• Perintah 1:
Menurut teks sumber, kemenangan besar apa yang disebut dalam tanda kurung setelah kutipan QS.48:3?

• Teks Sumber:
▶

بِسۡمِ اللّٰہِ الرَّحۡمٰنِ الرَّحِیۡمِ
Khazanah Ruhani Surah
Shād
Bab 97
“Keluarga” Merupakan Pondasi Tatanan Negara (Kerajaan)
Oleh
Ki Langlang Buana Kusuma
Dalam Akhir Bab sebelumnya telah dikemukakan
mengenai ayat لِّیَغۡفِرَ لَکَ اللّٰہُ
مَا تَقَدَّمَ مِنۡ ذَنۡۢبِکَ وَ مَا تَاَخَّرَ -- “supaya Allah melindungi engkau dari dosa-dosa yang dibuat terhadap engkau di masa lalu dan di masa yang akan datang” (QS.48:3), berarti bahwa sebagai akibat kemenangan besar (Perjanjian Hudaibiyah)
itu, semua tuduhan dosa, kejahatan, dan kesalahan yang dilemparkan musuh-musuh
Nabi Besar Muhammad saw. kepada
beliau saw. -- yakni bahwa beliau saw. seorang penipu, pendusta atau
tukang mengada-ada kebohongan
terhadap Allah Swt. dan manusia, dan sebagainya -- akan terbukti
palsu semua, sebab segala macam
orang, yang mempunyai hubungan dengan
para pengikut Nabi Besar Muhammad saw. -- termasuk yang sebelumnya mereka itu penentang keras beliau saw. -- akan menjumpai kebenaran mengenai beliau saw..

◀

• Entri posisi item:
▶

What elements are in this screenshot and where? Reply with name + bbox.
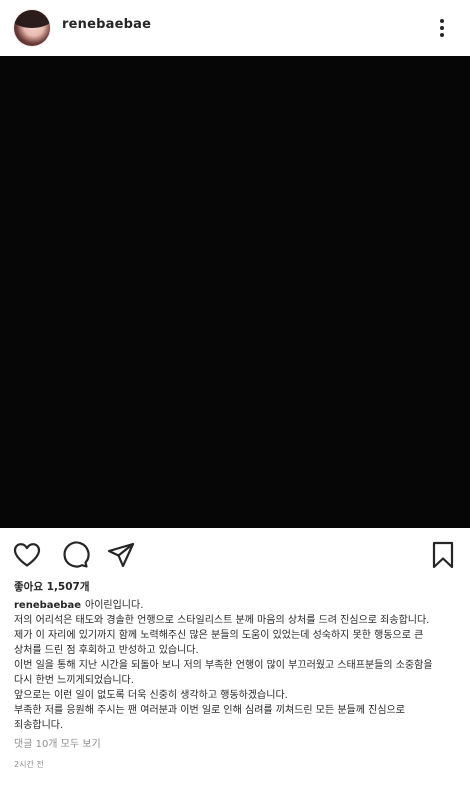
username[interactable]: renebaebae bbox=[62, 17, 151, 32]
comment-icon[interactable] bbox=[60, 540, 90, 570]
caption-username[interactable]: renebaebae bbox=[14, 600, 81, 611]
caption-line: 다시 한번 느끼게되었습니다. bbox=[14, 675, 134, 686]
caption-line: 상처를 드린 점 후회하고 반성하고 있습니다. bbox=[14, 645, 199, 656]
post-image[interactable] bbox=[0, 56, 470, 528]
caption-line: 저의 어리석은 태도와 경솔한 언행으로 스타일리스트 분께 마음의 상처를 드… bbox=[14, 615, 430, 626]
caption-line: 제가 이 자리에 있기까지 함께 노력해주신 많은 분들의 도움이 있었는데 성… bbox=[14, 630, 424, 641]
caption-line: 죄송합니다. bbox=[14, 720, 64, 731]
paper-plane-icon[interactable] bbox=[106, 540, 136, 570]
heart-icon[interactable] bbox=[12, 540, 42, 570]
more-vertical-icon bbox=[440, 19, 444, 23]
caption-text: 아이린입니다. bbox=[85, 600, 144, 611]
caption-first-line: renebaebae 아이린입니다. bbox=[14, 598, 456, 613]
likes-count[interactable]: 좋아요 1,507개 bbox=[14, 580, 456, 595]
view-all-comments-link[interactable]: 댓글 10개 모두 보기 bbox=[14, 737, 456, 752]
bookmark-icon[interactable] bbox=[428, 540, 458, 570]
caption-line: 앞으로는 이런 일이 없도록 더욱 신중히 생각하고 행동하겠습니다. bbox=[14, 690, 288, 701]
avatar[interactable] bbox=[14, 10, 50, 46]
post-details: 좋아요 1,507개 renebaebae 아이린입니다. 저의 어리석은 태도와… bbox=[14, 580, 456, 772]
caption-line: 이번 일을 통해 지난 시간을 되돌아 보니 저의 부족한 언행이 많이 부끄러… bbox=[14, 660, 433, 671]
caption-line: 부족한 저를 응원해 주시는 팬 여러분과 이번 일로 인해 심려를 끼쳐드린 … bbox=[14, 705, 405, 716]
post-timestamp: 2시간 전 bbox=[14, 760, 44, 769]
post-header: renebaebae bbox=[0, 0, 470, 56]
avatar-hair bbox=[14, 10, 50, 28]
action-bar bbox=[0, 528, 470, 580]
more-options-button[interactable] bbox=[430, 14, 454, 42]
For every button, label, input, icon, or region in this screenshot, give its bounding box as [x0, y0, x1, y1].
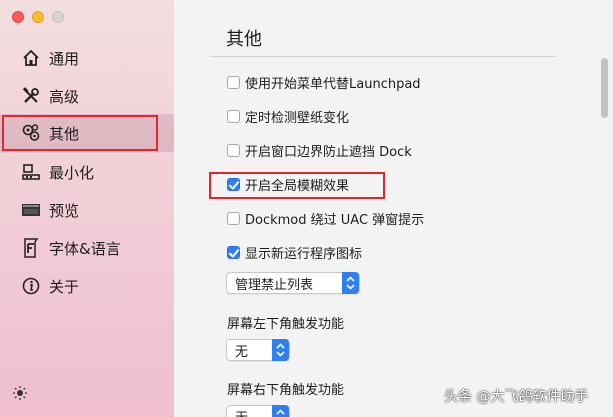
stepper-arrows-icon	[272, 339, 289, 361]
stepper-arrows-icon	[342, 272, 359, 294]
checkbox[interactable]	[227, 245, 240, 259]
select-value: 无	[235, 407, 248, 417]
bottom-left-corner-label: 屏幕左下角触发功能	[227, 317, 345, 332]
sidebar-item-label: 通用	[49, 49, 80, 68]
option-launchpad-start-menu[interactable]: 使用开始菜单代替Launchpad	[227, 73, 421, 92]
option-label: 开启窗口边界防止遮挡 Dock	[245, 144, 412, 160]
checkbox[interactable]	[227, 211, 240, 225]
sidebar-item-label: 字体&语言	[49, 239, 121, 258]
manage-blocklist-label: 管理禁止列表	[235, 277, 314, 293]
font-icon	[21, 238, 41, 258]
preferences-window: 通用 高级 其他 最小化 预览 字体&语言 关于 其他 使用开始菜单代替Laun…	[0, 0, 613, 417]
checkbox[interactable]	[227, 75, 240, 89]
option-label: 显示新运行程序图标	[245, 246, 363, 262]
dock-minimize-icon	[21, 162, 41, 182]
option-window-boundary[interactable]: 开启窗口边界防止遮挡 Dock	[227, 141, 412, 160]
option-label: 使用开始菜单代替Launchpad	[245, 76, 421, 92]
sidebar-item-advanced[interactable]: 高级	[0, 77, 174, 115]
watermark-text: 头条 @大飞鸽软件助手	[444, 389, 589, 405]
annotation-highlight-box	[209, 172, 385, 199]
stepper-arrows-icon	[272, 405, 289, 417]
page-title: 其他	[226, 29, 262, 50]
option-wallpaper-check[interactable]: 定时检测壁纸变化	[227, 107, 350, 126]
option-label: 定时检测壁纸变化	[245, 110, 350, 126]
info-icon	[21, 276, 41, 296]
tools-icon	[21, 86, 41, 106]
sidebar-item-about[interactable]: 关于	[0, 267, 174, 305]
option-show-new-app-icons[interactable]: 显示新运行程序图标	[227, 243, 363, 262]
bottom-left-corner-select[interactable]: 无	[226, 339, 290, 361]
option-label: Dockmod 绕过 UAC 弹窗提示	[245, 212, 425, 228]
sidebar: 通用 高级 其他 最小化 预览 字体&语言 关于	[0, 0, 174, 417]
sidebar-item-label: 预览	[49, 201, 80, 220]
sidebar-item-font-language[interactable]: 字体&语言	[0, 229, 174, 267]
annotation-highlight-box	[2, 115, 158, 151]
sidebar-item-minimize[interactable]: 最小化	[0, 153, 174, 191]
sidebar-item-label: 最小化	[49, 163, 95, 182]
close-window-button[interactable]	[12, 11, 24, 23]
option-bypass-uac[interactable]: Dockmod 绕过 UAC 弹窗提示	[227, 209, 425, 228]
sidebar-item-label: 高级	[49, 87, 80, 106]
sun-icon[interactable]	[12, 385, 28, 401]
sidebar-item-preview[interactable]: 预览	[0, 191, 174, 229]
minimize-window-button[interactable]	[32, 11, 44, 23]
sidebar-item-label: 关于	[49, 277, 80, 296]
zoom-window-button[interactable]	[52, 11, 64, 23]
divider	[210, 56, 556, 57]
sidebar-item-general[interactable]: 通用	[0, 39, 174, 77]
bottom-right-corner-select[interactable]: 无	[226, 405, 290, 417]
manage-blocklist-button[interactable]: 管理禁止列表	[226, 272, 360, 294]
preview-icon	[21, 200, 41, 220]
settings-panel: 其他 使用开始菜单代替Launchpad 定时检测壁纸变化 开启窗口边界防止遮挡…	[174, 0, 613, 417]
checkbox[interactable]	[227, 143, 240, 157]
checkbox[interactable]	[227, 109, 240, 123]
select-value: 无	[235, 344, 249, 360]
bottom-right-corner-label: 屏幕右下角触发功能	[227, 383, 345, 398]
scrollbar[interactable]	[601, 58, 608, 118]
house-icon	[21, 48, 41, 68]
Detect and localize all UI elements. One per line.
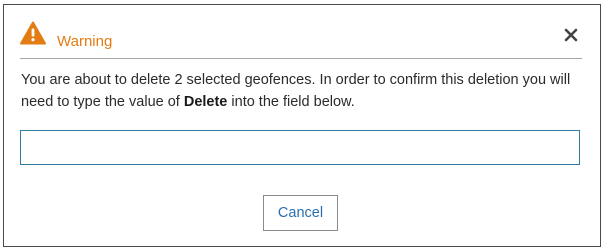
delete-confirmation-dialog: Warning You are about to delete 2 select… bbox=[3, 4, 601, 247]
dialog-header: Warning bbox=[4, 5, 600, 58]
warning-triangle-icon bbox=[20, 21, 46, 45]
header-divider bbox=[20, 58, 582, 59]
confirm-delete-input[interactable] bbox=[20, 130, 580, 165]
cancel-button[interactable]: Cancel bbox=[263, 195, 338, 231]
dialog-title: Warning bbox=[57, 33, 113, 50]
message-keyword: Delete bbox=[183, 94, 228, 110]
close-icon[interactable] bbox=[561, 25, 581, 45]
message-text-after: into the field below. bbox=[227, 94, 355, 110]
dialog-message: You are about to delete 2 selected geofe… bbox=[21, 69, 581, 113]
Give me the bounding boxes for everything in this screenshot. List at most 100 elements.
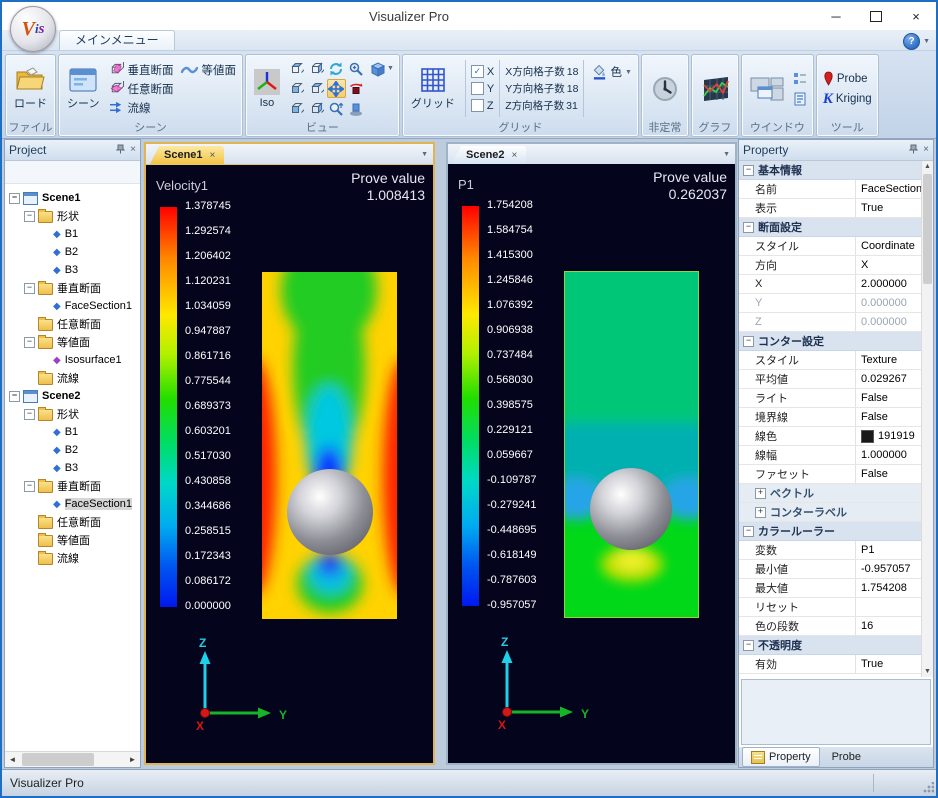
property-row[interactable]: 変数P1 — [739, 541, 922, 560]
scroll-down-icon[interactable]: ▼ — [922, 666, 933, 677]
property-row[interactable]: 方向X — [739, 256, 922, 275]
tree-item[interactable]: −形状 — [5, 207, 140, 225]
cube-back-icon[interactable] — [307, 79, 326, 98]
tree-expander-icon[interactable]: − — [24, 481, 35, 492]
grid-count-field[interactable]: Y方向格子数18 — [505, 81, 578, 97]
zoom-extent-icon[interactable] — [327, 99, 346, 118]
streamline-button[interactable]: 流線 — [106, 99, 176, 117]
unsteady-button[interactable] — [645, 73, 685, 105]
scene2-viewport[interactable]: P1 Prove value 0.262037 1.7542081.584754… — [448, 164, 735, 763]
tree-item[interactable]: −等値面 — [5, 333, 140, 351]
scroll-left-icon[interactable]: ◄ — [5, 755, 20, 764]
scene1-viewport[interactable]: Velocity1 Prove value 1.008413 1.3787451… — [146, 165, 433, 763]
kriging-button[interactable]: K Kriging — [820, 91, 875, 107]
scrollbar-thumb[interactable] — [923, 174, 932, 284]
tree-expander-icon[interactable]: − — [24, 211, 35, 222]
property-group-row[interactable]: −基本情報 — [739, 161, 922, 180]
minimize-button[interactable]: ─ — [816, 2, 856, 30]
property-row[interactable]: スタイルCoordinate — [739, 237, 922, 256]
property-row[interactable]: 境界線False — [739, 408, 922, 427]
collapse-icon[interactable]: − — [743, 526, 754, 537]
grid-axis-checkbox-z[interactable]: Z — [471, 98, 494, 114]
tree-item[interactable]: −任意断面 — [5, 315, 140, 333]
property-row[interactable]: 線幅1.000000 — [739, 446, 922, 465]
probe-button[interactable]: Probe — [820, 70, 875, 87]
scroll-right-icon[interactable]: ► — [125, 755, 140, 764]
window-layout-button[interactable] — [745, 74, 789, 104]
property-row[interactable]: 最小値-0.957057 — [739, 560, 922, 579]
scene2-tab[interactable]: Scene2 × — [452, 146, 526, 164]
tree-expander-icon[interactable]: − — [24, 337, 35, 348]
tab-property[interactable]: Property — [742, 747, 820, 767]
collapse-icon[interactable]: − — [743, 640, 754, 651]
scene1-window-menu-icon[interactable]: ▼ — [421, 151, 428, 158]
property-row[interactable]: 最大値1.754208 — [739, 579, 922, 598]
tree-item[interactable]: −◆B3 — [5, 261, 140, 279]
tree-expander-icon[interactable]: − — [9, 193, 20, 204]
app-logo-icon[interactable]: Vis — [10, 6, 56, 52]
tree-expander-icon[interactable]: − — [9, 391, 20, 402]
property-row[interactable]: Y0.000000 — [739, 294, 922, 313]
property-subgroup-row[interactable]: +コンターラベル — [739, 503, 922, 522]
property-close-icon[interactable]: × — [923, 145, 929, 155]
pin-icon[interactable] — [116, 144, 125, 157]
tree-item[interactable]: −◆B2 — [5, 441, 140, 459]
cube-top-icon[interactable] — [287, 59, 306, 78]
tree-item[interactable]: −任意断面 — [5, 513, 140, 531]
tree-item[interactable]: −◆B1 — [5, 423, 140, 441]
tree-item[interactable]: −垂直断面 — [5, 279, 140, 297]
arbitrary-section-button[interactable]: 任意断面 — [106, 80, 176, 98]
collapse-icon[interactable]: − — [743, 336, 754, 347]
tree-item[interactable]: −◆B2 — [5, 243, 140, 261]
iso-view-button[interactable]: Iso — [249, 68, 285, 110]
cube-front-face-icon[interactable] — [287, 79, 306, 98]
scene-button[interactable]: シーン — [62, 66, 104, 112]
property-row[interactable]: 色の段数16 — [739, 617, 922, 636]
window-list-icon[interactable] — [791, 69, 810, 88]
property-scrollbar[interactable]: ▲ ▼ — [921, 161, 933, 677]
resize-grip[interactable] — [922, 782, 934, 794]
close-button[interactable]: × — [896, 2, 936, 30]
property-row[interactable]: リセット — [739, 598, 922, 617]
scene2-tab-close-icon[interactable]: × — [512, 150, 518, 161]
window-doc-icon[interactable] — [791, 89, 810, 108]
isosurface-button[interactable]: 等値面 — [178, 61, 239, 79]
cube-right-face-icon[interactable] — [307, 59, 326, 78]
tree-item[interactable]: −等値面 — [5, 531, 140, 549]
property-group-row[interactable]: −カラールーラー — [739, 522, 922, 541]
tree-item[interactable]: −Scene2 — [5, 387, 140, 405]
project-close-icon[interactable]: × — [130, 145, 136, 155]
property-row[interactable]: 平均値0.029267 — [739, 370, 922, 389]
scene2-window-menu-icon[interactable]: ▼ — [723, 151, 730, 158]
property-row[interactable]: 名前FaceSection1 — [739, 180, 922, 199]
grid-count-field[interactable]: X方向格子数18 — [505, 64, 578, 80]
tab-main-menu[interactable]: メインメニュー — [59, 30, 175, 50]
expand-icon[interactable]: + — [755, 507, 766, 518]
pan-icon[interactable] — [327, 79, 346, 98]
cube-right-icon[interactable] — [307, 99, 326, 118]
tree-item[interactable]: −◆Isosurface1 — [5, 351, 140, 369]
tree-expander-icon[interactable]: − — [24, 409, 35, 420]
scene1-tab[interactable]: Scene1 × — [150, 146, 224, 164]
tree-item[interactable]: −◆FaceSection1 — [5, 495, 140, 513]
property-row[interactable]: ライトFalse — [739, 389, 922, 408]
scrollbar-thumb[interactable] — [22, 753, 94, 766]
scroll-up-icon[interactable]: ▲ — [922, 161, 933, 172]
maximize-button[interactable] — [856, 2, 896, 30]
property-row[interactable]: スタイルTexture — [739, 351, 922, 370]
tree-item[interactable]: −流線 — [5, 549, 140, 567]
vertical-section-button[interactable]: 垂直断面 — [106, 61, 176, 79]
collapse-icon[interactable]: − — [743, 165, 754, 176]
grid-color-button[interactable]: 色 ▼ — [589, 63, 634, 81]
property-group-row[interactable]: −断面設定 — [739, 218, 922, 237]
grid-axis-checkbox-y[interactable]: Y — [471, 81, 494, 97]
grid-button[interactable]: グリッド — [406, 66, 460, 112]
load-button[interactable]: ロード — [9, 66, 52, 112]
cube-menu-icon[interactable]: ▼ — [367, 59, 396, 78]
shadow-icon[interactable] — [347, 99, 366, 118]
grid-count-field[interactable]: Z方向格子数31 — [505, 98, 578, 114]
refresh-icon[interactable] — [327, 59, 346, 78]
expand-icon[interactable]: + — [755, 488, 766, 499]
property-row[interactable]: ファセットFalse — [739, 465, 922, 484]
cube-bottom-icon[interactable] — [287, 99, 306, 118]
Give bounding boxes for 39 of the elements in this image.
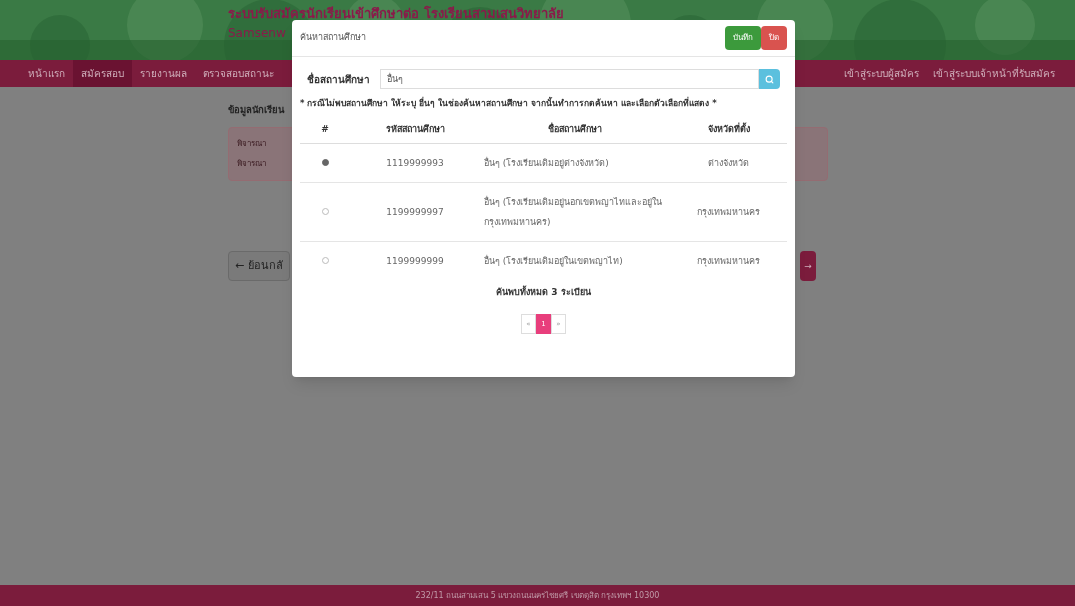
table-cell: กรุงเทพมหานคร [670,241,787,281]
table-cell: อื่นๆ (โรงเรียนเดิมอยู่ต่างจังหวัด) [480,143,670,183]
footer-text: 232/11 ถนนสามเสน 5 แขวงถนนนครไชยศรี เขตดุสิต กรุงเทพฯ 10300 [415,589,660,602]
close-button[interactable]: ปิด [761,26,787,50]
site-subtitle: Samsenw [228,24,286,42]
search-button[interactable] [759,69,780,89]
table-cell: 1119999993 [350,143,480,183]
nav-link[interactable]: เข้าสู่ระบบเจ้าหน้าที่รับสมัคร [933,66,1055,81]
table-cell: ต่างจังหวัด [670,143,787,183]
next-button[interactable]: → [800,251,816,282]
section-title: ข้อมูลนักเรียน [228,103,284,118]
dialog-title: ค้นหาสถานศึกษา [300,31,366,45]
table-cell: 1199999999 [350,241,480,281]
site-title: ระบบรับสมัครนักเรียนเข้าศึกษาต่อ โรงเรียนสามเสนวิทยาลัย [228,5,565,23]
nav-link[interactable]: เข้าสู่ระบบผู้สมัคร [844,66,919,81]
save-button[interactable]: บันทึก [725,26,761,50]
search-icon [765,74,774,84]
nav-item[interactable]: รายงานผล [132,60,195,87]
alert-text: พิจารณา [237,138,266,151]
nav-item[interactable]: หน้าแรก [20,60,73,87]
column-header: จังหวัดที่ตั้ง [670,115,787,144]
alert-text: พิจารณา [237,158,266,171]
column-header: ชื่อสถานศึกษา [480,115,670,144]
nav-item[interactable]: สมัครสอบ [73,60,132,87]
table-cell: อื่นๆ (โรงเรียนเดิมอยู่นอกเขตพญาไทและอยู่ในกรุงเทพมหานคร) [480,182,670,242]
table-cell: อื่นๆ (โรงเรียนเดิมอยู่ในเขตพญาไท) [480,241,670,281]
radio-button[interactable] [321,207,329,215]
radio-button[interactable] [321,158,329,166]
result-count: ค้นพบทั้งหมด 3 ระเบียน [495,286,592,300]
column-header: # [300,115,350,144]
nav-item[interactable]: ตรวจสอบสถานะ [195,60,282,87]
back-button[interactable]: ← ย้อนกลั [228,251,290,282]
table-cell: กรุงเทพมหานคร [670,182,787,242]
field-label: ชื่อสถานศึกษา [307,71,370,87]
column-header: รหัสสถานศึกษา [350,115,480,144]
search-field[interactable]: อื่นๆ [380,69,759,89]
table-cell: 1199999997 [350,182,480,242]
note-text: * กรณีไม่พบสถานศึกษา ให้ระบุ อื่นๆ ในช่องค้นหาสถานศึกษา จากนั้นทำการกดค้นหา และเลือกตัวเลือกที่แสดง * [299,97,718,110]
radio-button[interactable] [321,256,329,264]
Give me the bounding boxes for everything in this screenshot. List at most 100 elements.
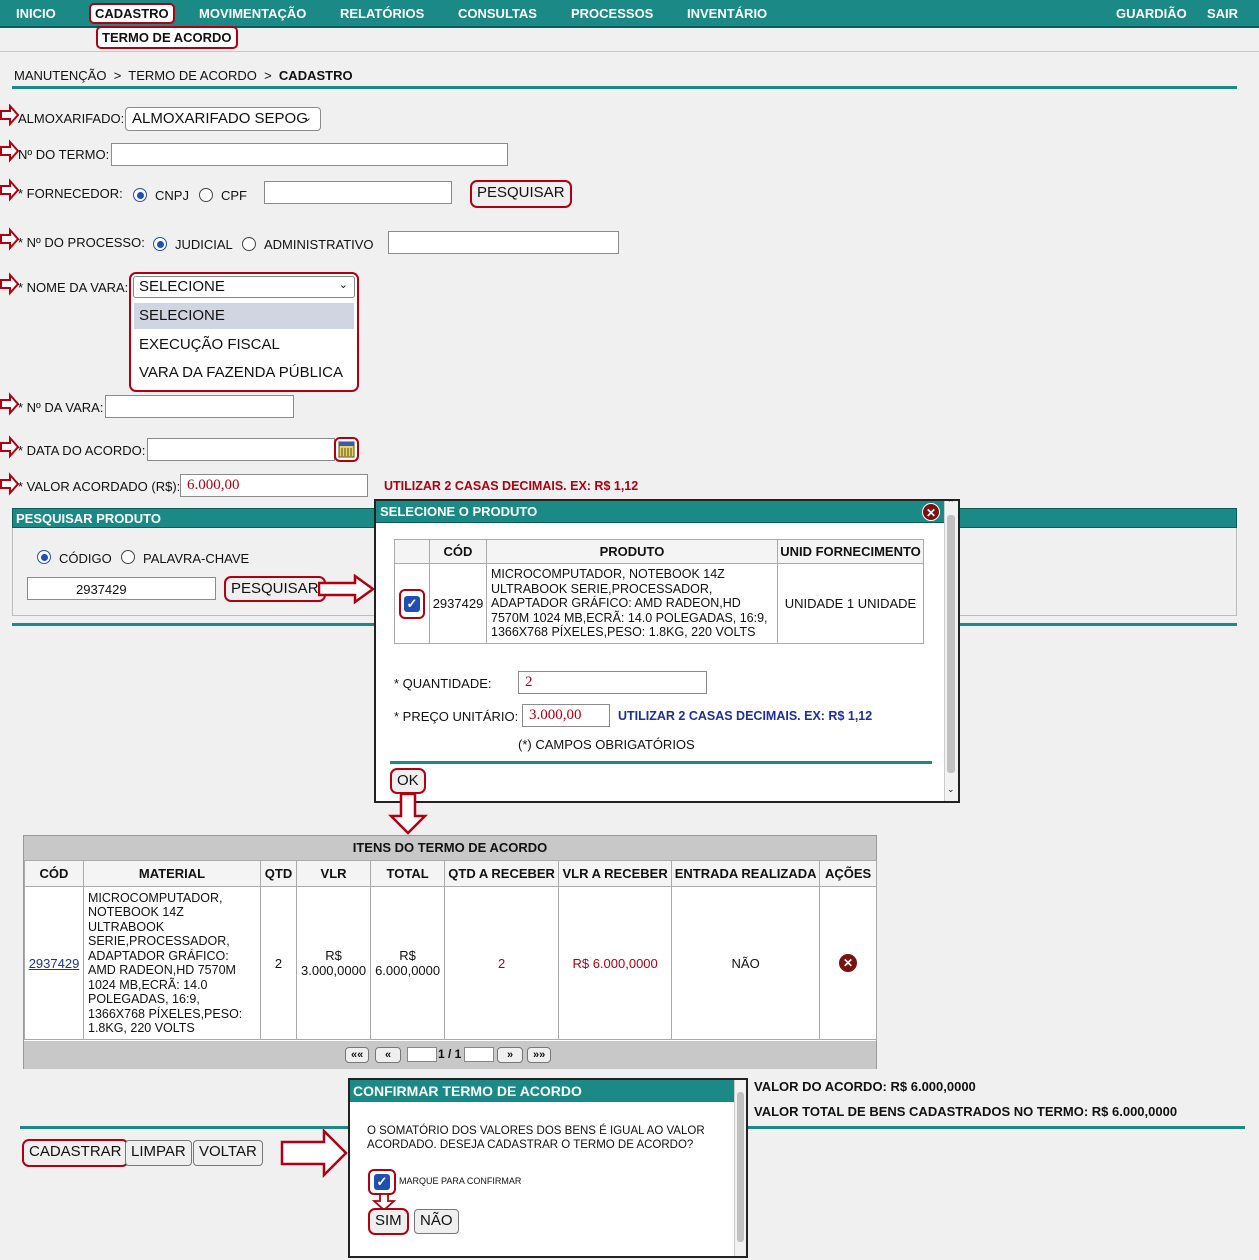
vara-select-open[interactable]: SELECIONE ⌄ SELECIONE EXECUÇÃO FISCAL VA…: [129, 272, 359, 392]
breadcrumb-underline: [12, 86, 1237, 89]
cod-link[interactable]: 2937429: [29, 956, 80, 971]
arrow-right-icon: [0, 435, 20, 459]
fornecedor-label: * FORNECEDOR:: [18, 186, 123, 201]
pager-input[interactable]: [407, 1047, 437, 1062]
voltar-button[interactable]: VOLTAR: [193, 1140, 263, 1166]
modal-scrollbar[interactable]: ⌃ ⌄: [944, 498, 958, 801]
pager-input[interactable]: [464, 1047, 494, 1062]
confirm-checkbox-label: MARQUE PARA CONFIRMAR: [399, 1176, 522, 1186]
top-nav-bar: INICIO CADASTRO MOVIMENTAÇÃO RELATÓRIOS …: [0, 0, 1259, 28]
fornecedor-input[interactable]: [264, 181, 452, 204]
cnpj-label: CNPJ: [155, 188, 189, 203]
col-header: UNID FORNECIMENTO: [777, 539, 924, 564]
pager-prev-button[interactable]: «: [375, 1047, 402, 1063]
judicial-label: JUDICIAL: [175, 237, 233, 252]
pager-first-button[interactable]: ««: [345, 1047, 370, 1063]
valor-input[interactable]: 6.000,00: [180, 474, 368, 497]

◀

• Perintah 2:
Salin ulang baris-baris dalam catatan, semuanya mulai dari baris yang memuat "property-row[interactable]: 変数P1 —" sampai baris yang memuat "tree-expander-icon[interactable]: − — [24, 481, 35, 492]", tanpa perubahan apa pun.

• Jawaban Lengkap 1:
Perjanjian Hudaibiyah.

• Jawaban Lengkap 2:
property-row[interactable]: 変数P1 — [739, 541, 922, 560]
scroll-down-icon[interactable]: ▼ — [922, 666, 933, 677]
property-row[interactable]: 方向X — [739, 256, 922, 275]
tree-item[interactable]: −形状 — [5, 207, 140, 225]
cube-back-icon[interactable] — [307, 79, 326, 98]
tree-expander-icon[interactable]: − — [24, 481, 35, 492]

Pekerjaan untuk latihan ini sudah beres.